## Set exercise
Only the number is wanted: how many lines contain the string "xpTurbulence"?

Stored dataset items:
## Begin

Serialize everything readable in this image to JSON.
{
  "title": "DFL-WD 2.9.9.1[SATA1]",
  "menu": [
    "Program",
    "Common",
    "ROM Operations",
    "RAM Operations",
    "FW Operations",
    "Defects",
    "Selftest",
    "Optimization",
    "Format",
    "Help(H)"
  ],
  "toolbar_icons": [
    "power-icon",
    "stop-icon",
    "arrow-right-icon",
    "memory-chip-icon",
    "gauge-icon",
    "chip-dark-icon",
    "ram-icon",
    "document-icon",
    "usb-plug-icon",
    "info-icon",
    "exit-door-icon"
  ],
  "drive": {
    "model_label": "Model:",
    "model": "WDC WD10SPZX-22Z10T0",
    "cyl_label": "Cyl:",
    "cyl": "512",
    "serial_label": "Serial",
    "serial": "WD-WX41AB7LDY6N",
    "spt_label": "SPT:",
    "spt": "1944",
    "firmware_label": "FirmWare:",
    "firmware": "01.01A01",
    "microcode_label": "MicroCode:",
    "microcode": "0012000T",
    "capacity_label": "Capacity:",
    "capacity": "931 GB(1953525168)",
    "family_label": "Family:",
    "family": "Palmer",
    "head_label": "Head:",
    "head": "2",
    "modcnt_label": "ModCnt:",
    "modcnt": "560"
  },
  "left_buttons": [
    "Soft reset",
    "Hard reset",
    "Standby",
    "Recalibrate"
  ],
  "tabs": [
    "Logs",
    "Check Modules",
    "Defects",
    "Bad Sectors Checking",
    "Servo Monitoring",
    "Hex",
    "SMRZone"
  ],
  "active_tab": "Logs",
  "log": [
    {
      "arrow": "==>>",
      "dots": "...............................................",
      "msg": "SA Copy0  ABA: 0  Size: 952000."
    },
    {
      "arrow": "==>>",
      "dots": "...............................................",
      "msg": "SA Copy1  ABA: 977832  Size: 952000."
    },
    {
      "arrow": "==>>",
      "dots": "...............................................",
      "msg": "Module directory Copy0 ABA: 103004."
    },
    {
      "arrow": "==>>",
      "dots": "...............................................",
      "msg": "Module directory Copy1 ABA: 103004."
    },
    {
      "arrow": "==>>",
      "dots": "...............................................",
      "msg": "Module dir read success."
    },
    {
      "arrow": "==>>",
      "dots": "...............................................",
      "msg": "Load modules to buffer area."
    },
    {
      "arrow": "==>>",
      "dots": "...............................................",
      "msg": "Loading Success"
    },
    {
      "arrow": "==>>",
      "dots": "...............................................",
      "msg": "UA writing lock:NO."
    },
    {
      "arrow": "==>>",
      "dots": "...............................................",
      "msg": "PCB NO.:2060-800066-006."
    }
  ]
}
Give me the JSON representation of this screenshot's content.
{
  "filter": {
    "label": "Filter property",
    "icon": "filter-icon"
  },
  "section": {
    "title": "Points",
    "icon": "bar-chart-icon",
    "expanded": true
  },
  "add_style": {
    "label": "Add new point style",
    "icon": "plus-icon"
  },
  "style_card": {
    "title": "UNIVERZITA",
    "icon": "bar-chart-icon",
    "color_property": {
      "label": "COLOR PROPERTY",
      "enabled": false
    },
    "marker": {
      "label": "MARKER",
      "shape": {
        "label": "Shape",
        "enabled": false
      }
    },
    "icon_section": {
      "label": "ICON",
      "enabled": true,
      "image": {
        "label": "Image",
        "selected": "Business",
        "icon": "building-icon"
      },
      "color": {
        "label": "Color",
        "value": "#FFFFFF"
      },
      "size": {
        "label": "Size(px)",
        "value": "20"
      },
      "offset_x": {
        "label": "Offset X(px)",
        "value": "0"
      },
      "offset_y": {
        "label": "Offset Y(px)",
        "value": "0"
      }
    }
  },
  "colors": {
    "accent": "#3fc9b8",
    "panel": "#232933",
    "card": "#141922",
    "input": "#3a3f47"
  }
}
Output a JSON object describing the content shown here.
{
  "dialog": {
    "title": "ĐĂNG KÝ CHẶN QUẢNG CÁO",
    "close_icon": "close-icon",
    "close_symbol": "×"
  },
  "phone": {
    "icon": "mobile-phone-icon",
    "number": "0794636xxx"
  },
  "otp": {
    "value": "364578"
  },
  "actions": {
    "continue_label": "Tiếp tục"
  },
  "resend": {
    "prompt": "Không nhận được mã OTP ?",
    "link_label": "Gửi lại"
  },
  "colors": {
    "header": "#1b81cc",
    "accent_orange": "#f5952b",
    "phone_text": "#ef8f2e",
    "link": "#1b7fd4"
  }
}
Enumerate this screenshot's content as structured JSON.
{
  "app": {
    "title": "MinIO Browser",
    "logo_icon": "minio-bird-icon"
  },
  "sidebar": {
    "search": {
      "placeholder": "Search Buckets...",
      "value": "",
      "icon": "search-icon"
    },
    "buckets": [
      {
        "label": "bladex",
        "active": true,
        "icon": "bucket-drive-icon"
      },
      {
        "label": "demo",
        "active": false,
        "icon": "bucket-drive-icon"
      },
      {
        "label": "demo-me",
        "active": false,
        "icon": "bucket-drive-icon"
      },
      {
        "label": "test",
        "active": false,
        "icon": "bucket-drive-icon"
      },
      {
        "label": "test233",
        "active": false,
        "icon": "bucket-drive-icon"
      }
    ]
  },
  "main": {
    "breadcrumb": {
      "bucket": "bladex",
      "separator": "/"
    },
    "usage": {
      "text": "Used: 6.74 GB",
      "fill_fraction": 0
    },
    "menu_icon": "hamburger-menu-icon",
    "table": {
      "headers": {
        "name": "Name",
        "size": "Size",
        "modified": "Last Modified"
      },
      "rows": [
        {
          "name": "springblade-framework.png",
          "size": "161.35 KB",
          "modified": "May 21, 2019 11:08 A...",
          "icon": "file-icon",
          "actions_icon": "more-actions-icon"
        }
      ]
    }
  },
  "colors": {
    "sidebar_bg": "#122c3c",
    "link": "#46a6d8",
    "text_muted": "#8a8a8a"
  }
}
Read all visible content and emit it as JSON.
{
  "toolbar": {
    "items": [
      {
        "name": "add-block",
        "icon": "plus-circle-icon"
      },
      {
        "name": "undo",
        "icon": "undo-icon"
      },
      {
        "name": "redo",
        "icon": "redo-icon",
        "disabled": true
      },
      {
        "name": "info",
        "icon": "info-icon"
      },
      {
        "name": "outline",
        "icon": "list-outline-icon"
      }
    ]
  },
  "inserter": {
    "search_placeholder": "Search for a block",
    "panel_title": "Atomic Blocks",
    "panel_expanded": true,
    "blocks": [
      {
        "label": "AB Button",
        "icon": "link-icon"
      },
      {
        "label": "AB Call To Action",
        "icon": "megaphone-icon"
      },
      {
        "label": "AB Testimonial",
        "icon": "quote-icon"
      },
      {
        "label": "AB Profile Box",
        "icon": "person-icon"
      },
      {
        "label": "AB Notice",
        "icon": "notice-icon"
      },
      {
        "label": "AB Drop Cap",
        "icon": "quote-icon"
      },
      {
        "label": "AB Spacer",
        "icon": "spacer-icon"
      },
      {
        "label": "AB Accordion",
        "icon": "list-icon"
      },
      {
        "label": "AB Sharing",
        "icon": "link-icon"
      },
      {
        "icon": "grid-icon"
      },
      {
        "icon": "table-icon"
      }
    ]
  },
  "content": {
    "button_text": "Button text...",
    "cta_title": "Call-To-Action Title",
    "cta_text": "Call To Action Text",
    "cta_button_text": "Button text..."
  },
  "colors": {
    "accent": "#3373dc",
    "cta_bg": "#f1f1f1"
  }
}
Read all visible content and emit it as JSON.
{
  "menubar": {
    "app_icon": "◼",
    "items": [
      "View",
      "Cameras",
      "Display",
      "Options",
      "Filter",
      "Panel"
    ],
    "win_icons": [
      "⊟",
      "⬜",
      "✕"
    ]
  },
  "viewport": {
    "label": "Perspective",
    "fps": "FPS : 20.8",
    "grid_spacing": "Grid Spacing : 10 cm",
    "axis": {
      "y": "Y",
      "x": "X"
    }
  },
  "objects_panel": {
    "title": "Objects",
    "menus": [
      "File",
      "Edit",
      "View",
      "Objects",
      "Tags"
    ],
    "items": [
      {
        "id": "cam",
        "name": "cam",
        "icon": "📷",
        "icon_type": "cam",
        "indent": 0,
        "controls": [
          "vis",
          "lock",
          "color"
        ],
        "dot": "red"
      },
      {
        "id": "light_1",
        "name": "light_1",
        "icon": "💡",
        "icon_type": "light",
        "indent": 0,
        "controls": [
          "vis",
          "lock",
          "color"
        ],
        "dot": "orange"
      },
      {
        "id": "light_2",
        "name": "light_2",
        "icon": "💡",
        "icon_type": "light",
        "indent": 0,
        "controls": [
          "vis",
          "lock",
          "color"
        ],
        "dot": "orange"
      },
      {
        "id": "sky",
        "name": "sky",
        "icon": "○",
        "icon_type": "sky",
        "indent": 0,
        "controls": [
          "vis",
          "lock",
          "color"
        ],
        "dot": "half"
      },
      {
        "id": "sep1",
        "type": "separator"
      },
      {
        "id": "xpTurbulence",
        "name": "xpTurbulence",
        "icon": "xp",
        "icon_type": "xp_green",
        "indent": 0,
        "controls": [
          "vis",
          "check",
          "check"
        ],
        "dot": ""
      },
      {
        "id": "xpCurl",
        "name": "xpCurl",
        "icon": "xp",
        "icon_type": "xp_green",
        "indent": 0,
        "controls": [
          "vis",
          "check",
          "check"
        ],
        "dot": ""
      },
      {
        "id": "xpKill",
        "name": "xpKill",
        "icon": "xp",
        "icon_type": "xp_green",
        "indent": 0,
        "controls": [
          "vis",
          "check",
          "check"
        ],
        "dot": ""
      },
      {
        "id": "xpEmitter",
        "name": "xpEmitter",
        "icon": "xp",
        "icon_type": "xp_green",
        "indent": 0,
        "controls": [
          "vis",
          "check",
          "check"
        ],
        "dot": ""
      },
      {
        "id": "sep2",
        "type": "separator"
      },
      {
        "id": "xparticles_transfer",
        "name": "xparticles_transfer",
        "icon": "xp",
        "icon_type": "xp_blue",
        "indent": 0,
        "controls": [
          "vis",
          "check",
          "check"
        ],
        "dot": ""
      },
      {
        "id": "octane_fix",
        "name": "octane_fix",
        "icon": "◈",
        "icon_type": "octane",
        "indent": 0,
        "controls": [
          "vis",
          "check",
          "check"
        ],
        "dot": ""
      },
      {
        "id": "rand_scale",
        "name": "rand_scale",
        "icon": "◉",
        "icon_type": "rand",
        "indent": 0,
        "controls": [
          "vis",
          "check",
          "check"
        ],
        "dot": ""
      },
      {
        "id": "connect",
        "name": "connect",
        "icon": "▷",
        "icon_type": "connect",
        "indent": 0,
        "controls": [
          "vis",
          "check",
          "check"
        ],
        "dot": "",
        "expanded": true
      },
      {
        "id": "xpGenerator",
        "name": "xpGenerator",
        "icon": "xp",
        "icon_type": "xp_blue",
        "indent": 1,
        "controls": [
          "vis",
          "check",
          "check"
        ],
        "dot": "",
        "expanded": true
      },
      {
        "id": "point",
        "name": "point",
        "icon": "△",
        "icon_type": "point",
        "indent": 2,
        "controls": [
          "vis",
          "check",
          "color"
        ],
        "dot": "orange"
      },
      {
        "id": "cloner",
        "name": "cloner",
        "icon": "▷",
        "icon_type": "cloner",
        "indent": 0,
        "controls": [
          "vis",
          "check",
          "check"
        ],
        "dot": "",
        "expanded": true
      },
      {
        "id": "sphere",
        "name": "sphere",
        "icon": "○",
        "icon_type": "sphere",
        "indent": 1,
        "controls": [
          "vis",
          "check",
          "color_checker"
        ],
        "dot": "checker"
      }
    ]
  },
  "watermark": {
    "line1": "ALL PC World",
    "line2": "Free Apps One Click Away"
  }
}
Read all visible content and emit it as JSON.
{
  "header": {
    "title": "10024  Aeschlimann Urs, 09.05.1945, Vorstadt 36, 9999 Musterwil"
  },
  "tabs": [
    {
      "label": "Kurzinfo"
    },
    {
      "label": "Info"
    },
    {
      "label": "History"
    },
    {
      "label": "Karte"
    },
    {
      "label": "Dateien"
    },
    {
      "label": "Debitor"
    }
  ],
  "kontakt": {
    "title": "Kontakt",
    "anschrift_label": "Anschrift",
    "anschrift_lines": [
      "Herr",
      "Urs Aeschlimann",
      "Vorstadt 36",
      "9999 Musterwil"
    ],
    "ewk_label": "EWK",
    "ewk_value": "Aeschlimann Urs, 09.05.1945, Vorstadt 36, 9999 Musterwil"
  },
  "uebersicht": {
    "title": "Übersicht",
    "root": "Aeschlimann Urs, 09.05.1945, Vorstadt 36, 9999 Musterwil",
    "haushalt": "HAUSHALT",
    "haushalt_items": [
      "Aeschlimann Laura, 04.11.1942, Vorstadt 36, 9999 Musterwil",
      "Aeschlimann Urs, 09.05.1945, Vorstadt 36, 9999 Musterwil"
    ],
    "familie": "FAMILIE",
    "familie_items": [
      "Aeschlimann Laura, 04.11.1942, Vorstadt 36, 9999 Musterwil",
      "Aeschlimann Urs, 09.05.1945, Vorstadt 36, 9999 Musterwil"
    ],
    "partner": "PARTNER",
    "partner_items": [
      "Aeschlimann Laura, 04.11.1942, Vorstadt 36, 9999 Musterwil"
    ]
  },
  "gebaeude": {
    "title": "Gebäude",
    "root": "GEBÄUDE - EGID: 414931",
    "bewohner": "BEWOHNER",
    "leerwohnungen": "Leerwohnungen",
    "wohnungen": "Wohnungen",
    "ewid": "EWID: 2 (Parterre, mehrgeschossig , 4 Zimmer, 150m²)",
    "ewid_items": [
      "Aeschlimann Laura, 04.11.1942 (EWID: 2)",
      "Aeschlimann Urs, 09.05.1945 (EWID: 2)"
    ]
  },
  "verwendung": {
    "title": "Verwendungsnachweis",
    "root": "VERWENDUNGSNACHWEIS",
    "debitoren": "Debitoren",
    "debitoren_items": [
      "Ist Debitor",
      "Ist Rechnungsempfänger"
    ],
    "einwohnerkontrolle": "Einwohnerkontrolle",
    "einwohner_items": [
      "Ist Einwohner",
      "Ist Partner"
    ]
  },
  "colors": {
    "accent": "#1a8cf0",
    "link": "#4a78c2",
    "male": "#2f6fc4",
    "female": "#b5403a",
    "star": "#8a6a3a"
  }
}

## End

## The response
2